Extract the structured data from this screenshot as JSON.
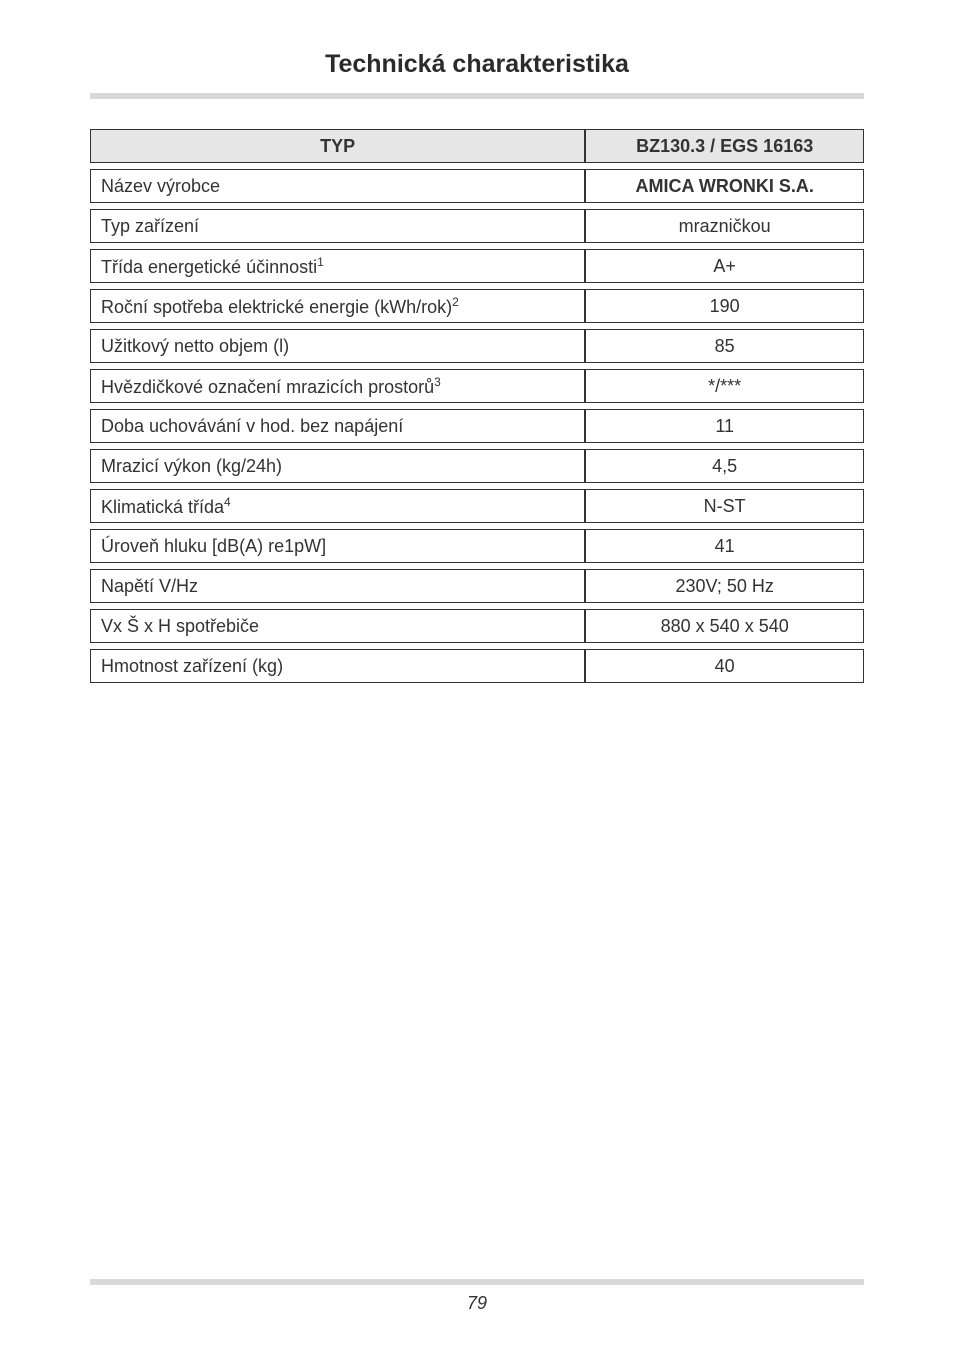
{
  "page_title": "Technická charakteristika",
  "table": {
    "header": {
      "left": "TYP",
      "right": "BZ130.3 / EGS 16163"
    },
    "rows": [
      {
        "label": "Název výrobce",
        "value": "AMICA WRONKI S.A.",
        "bold": true
      },
      {
        "label": "Typ zařízení",
        "value": "mrazničkou"
      },
      {
        "label_html": "Třída energetické účinnosti<span class=\"sup\">1</span>",
        "value": "A+"
      },
      {
        "label_html": "Roční spotřeba elektrické energie (kWh/rok)<span class=\"sup\">2</span>",
        "value": "190"
      },
      {
        "label": "Užitkový netto objem (l)",
        "value": "85"
      },
      {
        "label_html": "Hvězdičkové označení mrazicích prostorů<span class=\"sup\">3</span>",
        "value": "*/***"
      },
      {
        "label": "Doba uchovávání v hod. bez napájení",
        "value": "11"
      },
      {
        "label": "Mrazicí výkon (kg/24h)",
        "value": "4,5"
      },
      {
        "label_html": "Klimatická třída<span class=\"sup\">4</span>",
        "value": "N-ST"
      },
      {
        "label": "Úroveň hluku [dB(A) re1pW]",
        "value": "41"
      },
      {
        "label": "Napětí V/Hz",
        "value": "230V; 50 Hz"
      },
      {
        "label": "Vx Š x H spotřebiče",
        "value": "880 x 540 x 540"
      },
      {
        "label": "Hmotnost zařízení (kg)",
        "value": "40"
      }
    ]
  },
  "page_number": "79",
  "colors": {
    "bar": "#d9d9d9",
    "text": "#333333",
    "header_bg": "#e6e6e6"
  }
}
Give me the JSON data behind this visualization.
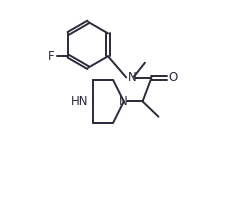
{
  "bg_color": "#ffffff",
  "line_color": "#2a2a3a",
  "text_color": "#2a2a3a",
  "figsize": [
    2.35,
    2.14
  ],
  "dpi": 100,
  "xlim": [
    -0.15,
    1.25
  ],
  "ylim": [
    -0.75,
    1.05
  ]
}
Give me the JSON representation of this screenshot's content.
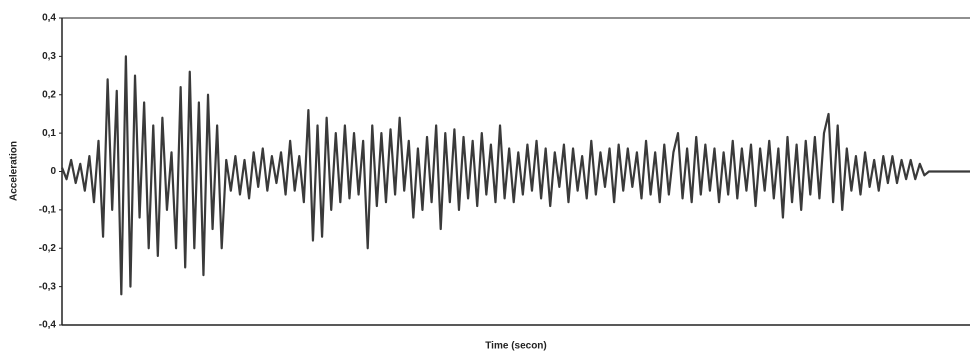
{
  "chart_data": {
    "type": "line",
    "ylabel": "Acceleration",
    "xlabel": "Time (secon)",
    "color": "#3a3a3a",
    "grid": false,
    "ylim": [
      -0.4,
      0.4
    ],
    "yticks": [
      {
        "value": -0.4,
        "label": "-0,4"
      },
      {
        "value": -0.3,
        "label": "-0,3"
      },
      {
        "value": -0.2,
        "label": "-0,2"
      },
      {
        "value": -0.1,
        "label": "-0,1"
      },
      0,
      {
        "value": 0.1,
        "label": "0,1"
      },
      {
        "value": 0.2,
        "label": "0,2"
      },
      {
        "value": 0.3,
        "label": "0,3"
      },
      {
        "value": 0.4,
        "label": "0,4"
      }
    ],
    "xlim": [
      0,
      199
    ],
    "x": [
      0,
      1,
      2,
      3,
      4,
      5,
      6,
      7,
      8,
      9,
      10,
      11,
      12,
      13,
      14,
      15,
      16,
      17,
      18,
      19,
      20,
      21,
      22,
      23,
      24,
      25,
      26,
      27,
      28,
      29,
      30,
      31,
      32,
      33,
      34,
      35,
      36,
      37,
      38,
      39,
      40,
      41,
      42,
      43,
      44,
      45,
      46,
      47,
      48,
      49,
      50,
      51,
      52,
      53,
      54,
      55,
      56,
      57,
      58,
      59,
      60,
      61,
      62,
      63,
      64,
      65,
      66,
      67,
      68,
      69,
      70,
      71,
      72,
      73,
      74,
      75,
      76,
      77,
      78,
      79,
      80,
      81,
      82,
      83,
      84,
      85,
      86,
      87,
      88,
      89,
      90,
      91,
      92,
      93,
      94,
      95,
      96,
      97,
      98,
      99,
      100,
      101,
      102,
      103,
      104,
      105,
      106,
      107,
      108,
      109,
      110,
      111,
      112,
      113,
      114,
      115,
      116,
      117,
      118,
      119,
      120,
      121,
      122,
      123,
      124,
      125,
      126,
      127,
      128,
      129,
      130,
      131,
      132,
      133,
      134,
      135,
      136,
      137,
      138,
      139,
      140,
      141,
      142,
      143,
      144,
      145,
      146,
      147,
      148,
      149,
      150,
      151,
      152,
      153,
      154,
      155,
      156,
      157,
      158,
      159,
      160,
      161,
      162,
      163,
      164,
      165,
      166,
      167,
      168,
      169,
      170,
      171,
      172,
      173,
      174,
      175,
      176,
      177,
      178,
      179,
      180,
      181,
      182,
      183,
      184,
      185,
      186,
      187,
      188,
      189,
      190,
      191,
      192,
      193,
      194,
      195,
      196,
      197,
      198,
      199
    ],
    "values": [
      0.01,
      -0.02,
      0.03,
      -0.03,
      0.02,
      -0.05,
      0.04,
      -0.08,
      0.08,
      -0.17,
      0.24,
      -0.1,
      0.21,
      -0.32,
      0.3,
      -0.3,
      0.25,
      -0.12,
      0.18,
      -0.2,
      0.12,
      -0.22,
      0.14,
      -0.1,
      0.05,
      -0.2,
      0.22,
      -0.25,
      0.26,
      -0.2,
      0.18,
      -0.27,
      0.2,
      -0.15,
      0.12,
      -0.2,
      0.03,
      -0.05,
      0.04,
      -0.06,
      0.03,
      -0.07,
      0.05,
      -0.04,
      0.06,
      -0.05,
      0.04,
      -0.03,
      0.05,
      -0.06,
      0.08,
      -0.05,
      0.04,
      -0.08,
      0.16,
      -0.18,
      0.12,
      -0.17,
      0.14,
      -0.1,
      0.1,
      -0.08,
      0.12,
      -0.07,
      0.1,
      -0.06,
      0.08,
      -0.2,
      0.12,
      -0.09,
      0.1,
      -0.08,
      0.11,
      -0.06,
      0.14,
      -0.05,
      0.08,
      -0.12,
      0.06,
      -0.1,
      0.09,
      -0.08,
      0.12,
      -0.15,
      0.1,
      -0.08,
      0.11,
      -0.1,
      0.09,
      -0.07,
      0.08,
      -0.09,
      0.1,
      -0.06,
      0.07,
      -0.08,
      0.12,
      -0.07,
      0.06,
      -0.08,
      0.05,
      -0.06,
      0.07,
      -0.05,
      0.08,
      -0.07,
      0.06,
      -0.09,
      0.05,
      -0.04,
      0.07,
      -0.08,
      0.06,
      -0.05,
      0.04,
      -0.07,
      0.08,
      -0.06,
      0.05,
      -0.04,
      0.06,
      -0.08,
      0.07,
      -0.05,
      0.06,
      -0.04,
      0.05,
      -0.07,
      0.08,
      -0.06,
      0.05,
      -0.08,
      0.07,
      -0.06,
      0.05,
      0.1,
      -0.07,
      0.06,
      -0.08,
      0.09,
      -0.06,
      0.07,
      -0.05,
      0.06,
      -0.08,
      0.05,
      -0.06,
      0.08,
      -0.07,
      0.06,
      -0.05,
      0.07,
      -0.09,
      0.06,
      -0.05,
      0.08,
      -0.07,
      0.06,
      -0.12,
      0.09,
      -0.08,
      0.07,
      -0.1,
      0.08,
      -0.06,
      0.09,
      -0.07,
      0.1,
      0.15,
      -0.08,
      0.12,
      -0.1,
      0.06,
      -0.05,
      0.04,
      -0.06,
      0.05,
      -0.04,
      0.03,
      -0.05,
      0.04,
      -0.03,
      0.04,
      -0.03,
      0.03,
      -0.02,
      0.03,
      -0.02,
      0.02,
      -0.01,
      0,
      0,
      0,
      0,
      0,
      0,
      0,
      0,
      0,
      0
    ]
  }
}
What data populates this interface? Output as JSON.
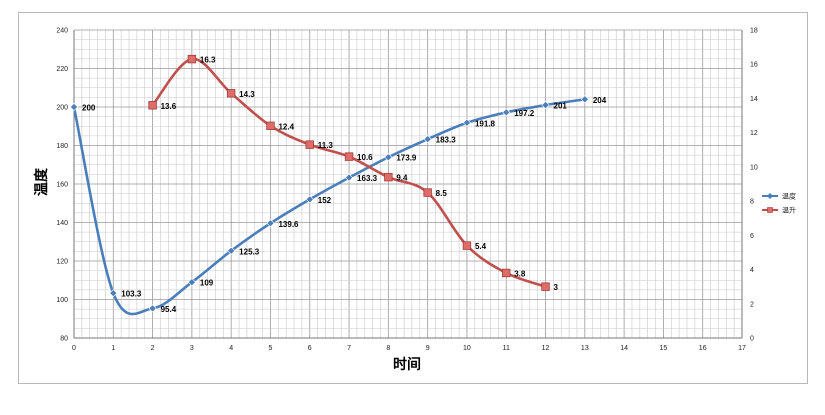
{
  "chart_data": {
    "type": "line",
    "xlabel": "时间",
    "ylabel": "温度",
    "x_ticks": [
      0,
      1,
      2,
      3,
      4,
      5,
      6,
      7,
      8,
      9,
      10,
      11,
      12,
      13,
      14,
      15,
      16,
      17
    ],
    "y_left_ticks": [
      80,
      100,
      120,
      140,
      160,
      180,
      200,
      220,
      240
    ],
    "y_right_ticks": [
      0,
      2,
      4,
      6,
      8,
      10,
      12,
      14,
      16,
      18
    ],
    "xlim": [
      0,
      17
    ],
    "ylim_left": [
      80,
      240
    ],
    "ylim_right": [
      0,
      18
    ],
    "grid": true,
    "legend_position": "right",
    "colors": {
      "series1": "#4a7ebb",
      "series2": "#c0504d",
      "series2_marker": "#e06c6a"
    },
    "series": [
      {
        "name": "温度",
        "axis": "left",
        "x": [
          0,
          1,
          2,
          3,
          4,
          5,
          6,
          7,
          8,
          9,
          10,
          11,
          12,
          13
        ],
        "values": [
          200,
          103.3,
          95.4,
          109,
          125.3,
          139.6,
          152,
          163.3,
          173.9,
          183.3,
          191.8,
          197.2,
          201,
          204
        ],
        "labels": [
          "200",
          "103.3",
          "95.4",
          "109",
          "125.3",
          "139.6",
          "152",
          "163.3",
          "173.9",
          "183.3",
          "191.8",
          "197.2",
          "201",
          "204"
        ]
      },
      {
        "name": "温升",
        "axis": "right",
        "x": [
          2,
          3,
          4,
          5,
          6,
          7,
          8,
          9,
          10,
          11,
          12
        ],
        "values": [
          13.6,
          16.3,
          14.3,
          12.4,
          11.3,
          10.6,
          9.4,
          8.5,
          5.4,
          3.8,
          3
        ],
        "labels": [
          "13.6",
          "16.3",
          "14.3",
          "12.4",
          "11.3",
          "10.6",
          "9.4",
          "8.5",
          "5.4",
          "3.8",
          "3"
        ]
      }
    ]
  }
}
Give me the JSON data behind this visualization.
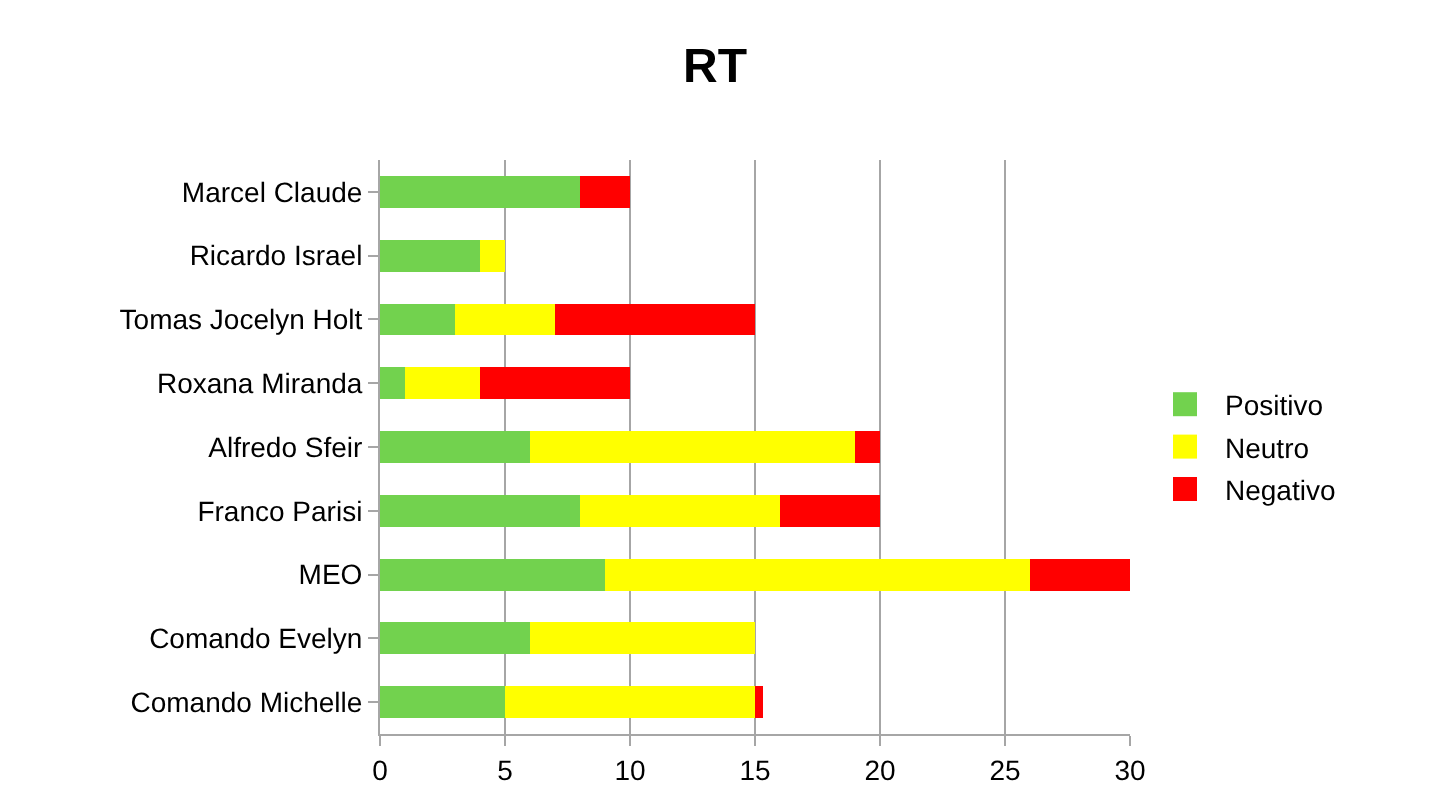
{
  "chart_data": {
    "type": "bar",
    "title": "RT",
    "orientation": "horizontal",
    "stacked": true,
    "categories": [
      "Marcel Claude",
      "Ricardo Israel",
      "Tomas Jocelyn Holt",
      "Roxana Miranda",
      "Alfredo Sfeir",
      "Franco Parisi",
      "MEO",
      "Comando Evelyn",
      "Comando Michelle"
    ],
    "series": [
      {
        "name": "Positivo",
        "color": "#72d24e",
        "values": [
          8,
          4,
          3,
          1,
          6,
          8,
          9,
          6,
          5
        ]
      },
      {
        "name": "Neutro",
        "color": "#ffff00",
        "values": [
          0,
          1,
          4,
          3,
          13,
          8,
          17,
          9,
          10
        ]
      },
      {
        "name": "Negativo",
        "color": "#ff0000",
        "values": [
          2,
          0,
          8,
          6,
          1,
          4,
          4,
          0,
          0.3
        ]
      }
    ],
    "xlim": [
      0,
      30
    ],
    "xticks": [
      0,
      5,
      10,
      15,
      20,
      25,
      30
    ],
    "grid": "x",
    "legend": "right"
  }
}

What the task asks>
Select, from the listing, all lines that include the word "this".

Response>
Extract the structured data from this screenshot as JSON.
Give me the JSON data behind this visualization.
Give me the JSON representation of this screenshot's content.
What data populates this interface? Output as JSON.
Give me the JSON data behind this visualization.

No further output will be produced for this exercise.